(Stored items from a collection)
## START
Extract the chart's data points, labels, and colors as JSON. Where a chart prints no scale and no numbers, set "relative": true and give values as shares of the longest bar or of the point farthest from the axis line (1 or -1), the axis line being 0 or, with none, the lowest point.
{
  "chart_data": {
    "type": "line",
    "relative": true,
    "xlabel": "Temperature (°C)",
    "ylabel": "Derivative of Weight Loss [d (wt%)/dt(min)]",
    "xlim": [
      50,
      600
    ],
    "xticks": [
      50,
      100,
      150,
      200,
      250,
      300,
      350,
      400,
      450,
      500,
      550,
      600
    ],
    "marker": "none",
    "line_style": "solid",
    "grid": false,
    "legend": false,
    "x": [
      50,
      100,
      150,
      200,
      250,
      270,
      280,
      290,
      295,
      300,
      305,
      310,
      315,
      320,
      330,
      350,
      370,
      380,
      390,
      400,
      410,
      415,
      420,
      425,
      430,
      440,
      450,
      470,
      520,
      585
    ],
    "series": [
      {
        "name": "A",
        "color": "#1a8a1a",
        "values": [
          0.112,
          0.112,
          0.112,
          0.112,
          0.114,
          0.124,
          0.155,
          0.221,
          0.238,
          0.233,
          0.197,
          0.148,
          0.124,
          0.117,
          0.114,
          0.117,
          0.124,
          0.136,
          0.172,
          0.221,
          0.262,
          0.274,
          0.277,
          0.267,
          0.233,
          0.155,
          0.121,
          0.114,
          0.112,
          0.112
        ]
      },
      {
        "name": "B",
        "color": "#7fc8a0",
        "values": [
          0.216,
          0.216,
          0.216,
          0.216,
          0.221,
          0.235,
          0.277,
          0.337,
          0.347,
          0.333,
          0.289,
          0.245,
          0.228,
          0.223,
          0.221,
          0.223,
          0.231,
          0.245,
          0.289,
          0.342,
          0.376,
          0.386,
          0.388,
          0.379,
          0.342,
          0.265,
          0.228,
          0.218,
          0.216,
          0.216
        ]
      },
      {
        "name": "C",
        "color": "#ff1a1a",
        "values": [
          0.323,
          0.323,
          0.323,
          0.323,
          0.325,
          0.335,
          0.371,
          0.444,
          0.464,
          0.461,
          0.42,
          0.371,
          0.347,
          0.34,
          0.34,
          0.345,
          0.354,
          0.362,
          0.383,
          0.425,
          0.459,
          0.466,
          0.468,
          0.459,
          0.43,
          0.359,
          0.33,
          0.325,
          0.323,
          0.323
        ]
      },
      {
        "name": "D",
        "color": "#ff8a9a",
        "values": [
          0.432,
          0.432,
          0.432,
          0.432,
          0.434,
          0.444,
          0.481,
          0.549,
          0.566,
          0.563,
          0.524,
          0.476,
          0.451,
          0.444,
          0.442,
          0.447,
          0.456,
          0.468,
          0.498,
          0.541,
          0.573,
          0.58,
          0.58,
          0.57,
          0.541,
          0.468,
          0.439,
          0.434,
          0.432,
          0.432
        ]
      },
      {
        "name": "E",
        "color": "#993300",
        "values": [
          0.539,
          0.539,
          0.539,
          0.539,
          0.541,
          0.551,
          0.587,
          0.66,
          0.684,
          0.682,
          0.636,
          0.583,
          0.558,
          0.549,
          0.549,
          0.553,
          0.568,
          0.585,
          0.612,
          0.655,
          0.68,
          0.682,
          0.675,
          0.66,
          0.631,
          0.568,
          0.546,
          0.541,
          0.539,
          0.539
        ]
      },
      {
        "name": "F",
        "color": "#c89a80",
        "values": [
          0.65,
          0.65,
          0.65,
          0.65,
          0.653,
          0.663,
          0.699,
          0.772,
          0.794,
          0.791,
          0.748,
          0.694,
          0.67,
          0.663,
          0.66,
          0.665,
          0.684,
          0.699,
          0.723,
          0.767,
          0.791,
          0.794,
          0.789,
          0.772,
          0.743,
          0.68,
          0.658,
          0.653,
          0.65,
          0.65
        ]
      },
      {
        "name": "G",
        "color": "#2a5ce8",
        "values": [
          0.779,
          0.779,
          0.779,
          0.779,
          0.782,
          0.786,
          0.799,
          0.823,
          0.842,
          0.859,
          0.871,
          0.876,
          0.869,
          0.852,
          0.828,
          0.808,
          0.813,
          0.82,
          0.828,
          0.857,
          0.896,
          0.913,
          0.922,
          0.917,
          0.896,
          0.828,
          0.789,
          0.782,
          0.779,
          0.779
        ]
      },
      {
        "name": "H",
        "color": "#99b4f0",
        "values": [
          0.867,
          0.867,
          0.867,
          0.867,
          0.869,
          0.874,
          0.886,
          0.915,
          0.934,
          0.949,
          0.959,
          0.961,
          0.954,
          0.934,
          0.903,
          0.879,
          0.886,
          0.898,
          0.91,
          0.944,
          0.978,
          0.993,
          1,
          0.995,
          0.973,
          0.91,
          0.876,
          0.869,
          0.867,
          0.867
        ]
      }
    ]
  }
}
## END
> **WHAT THE EXERCISE ASKS**:
What is the number of lines that hold the string "relative"? Give it alone.

> **EXERCISE SOLUTION**:
2